Images are not part of the copy; transcribe all the data exactly.

(Saved entries)
###
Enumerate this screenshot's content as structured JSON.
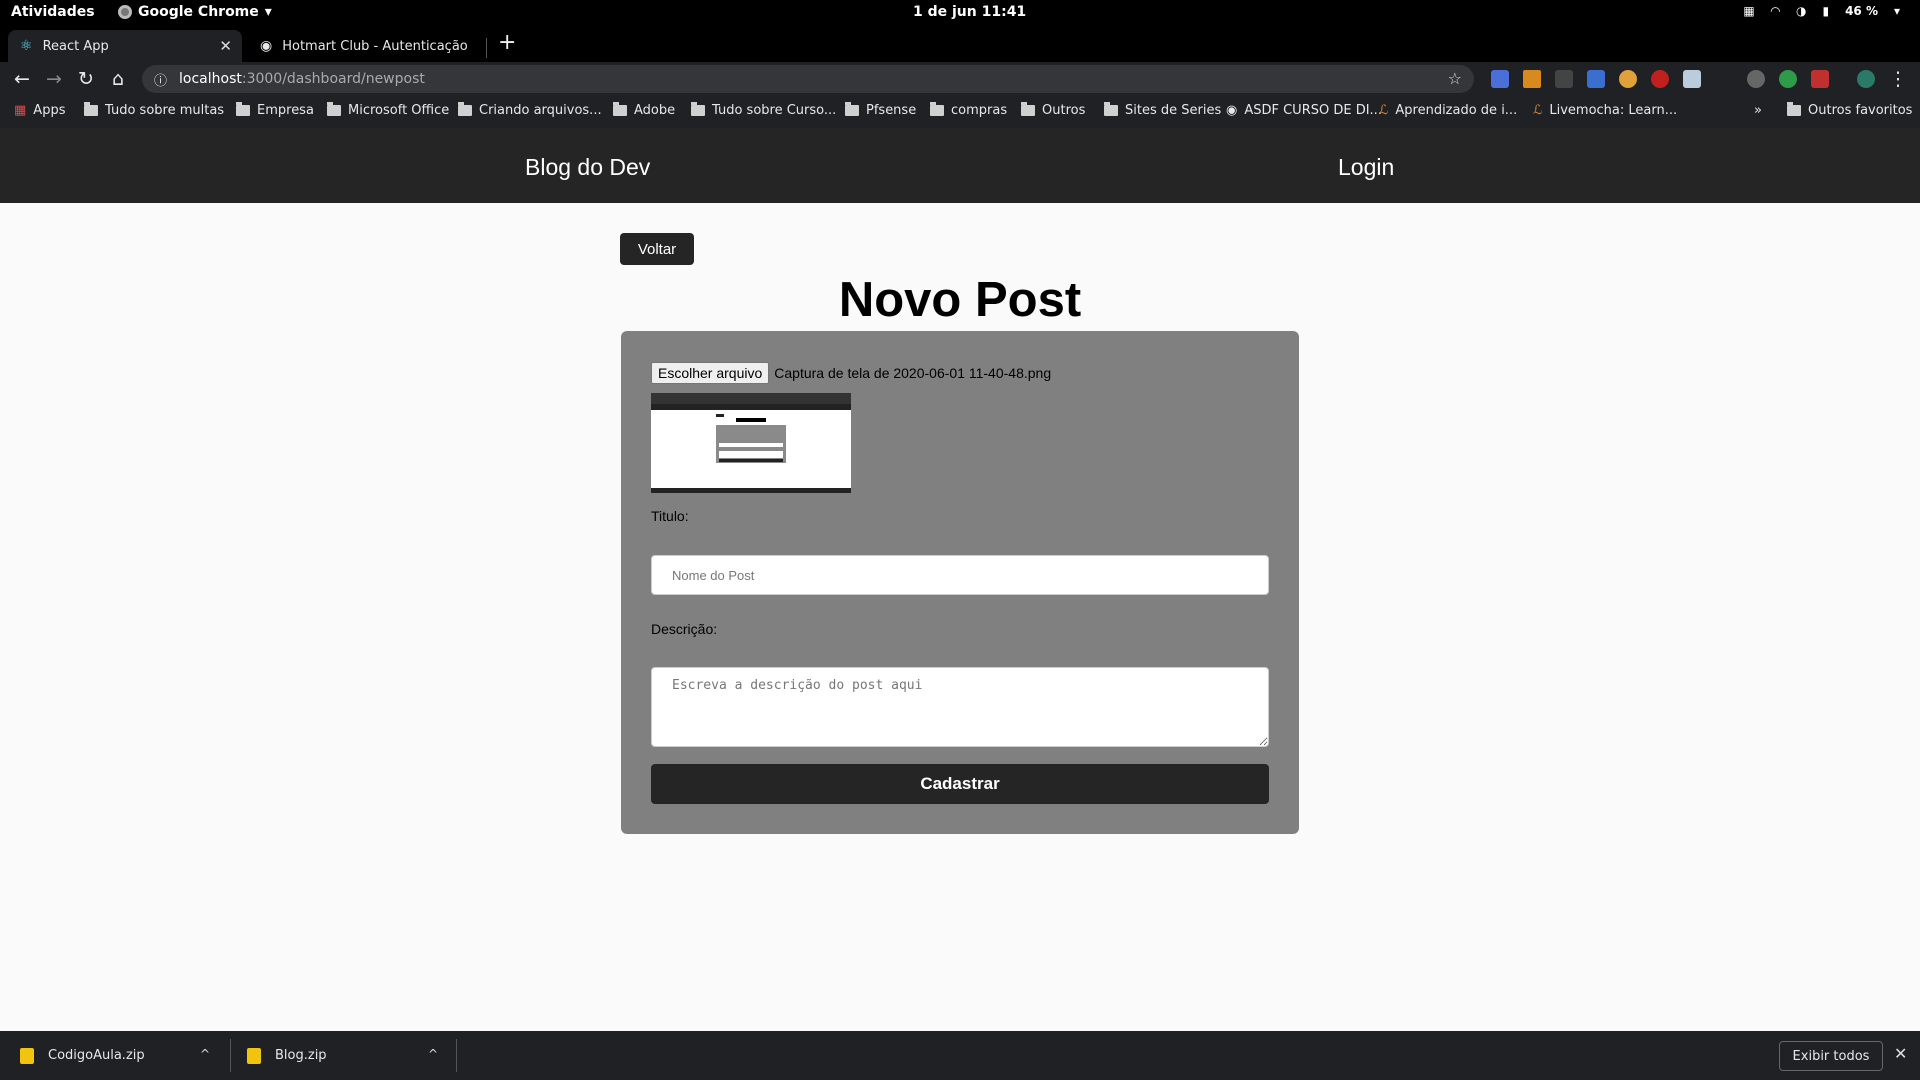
{
  "system": {
    "activities": "Atividades",
    "app_name": "Google Chrome",
    "clock": "1 de jun  11:41",
    "battery": "46 %"
  },
  "tabs": [
    {
      "title": "React App",
      "close": "✕"
    },
    {
      "title": "Hotmart Club - Autenticação"
    }
  ],
  "toolbar": {
    "url_host": "localhost",
    "url_path": ":3000/dashboard/newpost",
    "new_tab": "+"
  },
  "bookmarks": [
    "Apps",
    "Tudo sobre multas",
    "Empresa",
    "Microsoft Office",
    "Criando arquivos...",
    "Adobe",
    "Tudo sobre Curso...",
    "Pfsense",
    "compras",
    "Outros",
    "Sites de Series",
    "ASDF CURSO DE DI...",
    "Aprendizado de i...",
    "Livemocha: Learn..."
  ],
  "bookmarks_overflow": "»",
  "bookmarks_other": "Outros favoritos",
  "header": {
    "brand": "Blog do Dev",
    "login": "Login"
  },
  "page": {
    "back_label": "Voltar",
    "title": "Novo Post"
  },
  "form": {
    "file_button": "Escolher arquivo",
    "file_name": "Captura de tela de 2020-06-01 11-40-48.png",
    "preview_title": "Novo Post",
    "title_label": "Titulo:",
    "title_placeholder": "Nome do Post",
    "desc_label": "Descrição:",
    "desc_placeholder": "Escreva a descrição do post aqui",
    "submit_label": "Cadastrar"
  },
  "downloads": {
    "items": [
      "CodigoAula.zip",
      "Blog.zip"
    ],
    "show_all": "Exibir todos"
  },
  "colors": {
    "header_bg": "#252525",
    "card_bg": "#808080",
    "page_bg": "#fafafa",
    "browser_dark": "#202124"
  }
}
###
◆ **The reply**
Enumerate this screenshot's content as structured JSON.
{
  "system": {
    "activities": "Atividades",
    "app_name": "Google Chrome",
    "clock": "1 de jun  11:41",
    "battery": "46 %"
  },
  "tabs": [
    {
      "title": "React App",
      "close": "✕"
    },
    {
      "title": "Hotmart Club - Autenticação"
    }
  ],
  "toolbar": {
    "url_host": "localhost",
    "url_path": ":3000/dashboard/newpost",
    "new_tab": "+"
  },
  "bookmarks": [
    "Apps",
    "Tudo sobre multas",
    "Empresa",
    "Microsoft Office",
    "Criando arquivos...",
    "Adobe",
    "Tudo sobre Curso...",
    "Pfsense",
    "compras",
    "Outros",
    "Sites de Series",
    "ASDF CURSO DE DI...",
    "Aprendizado de i...",
    "Livemocha: Learn..."
  ],
  "bookmarks_overflow": "»",
  "bookmarks_other": "Outros favoritos",
  "header": {
    "brand": "Blog do Dev",
    "login": "Login"
  },
  "page": {
    "back_label": "Voltar",
    "title": "Novo Post"
  },
  "form": {
    "file_button": "Escolher arquivo",
    "file_name": "Captura de tela de 2020-06-01 11-40-48.png",
    "preview_title": "Novo Post",
    "title_label": "Titulo:",
    "title_placeholder": "Nome do Post",
    "desc_label": "Descrição:",
    "desc_placeholder": "Escreva a descrição do post aqui",
    "submit_label": "Cadastrar"
  },
  "downloads": {
    "items": [
      "CodigoAula.zip",
      "Blog.zip"
    ],
    "show_all": "Exibir todos"
  },
  "colors": {
    "header_bg": "#252525",
    "card_bg": "#808080",
    "page_bg": "#fafafa",
    "browser_dark": "#202124"
  }
}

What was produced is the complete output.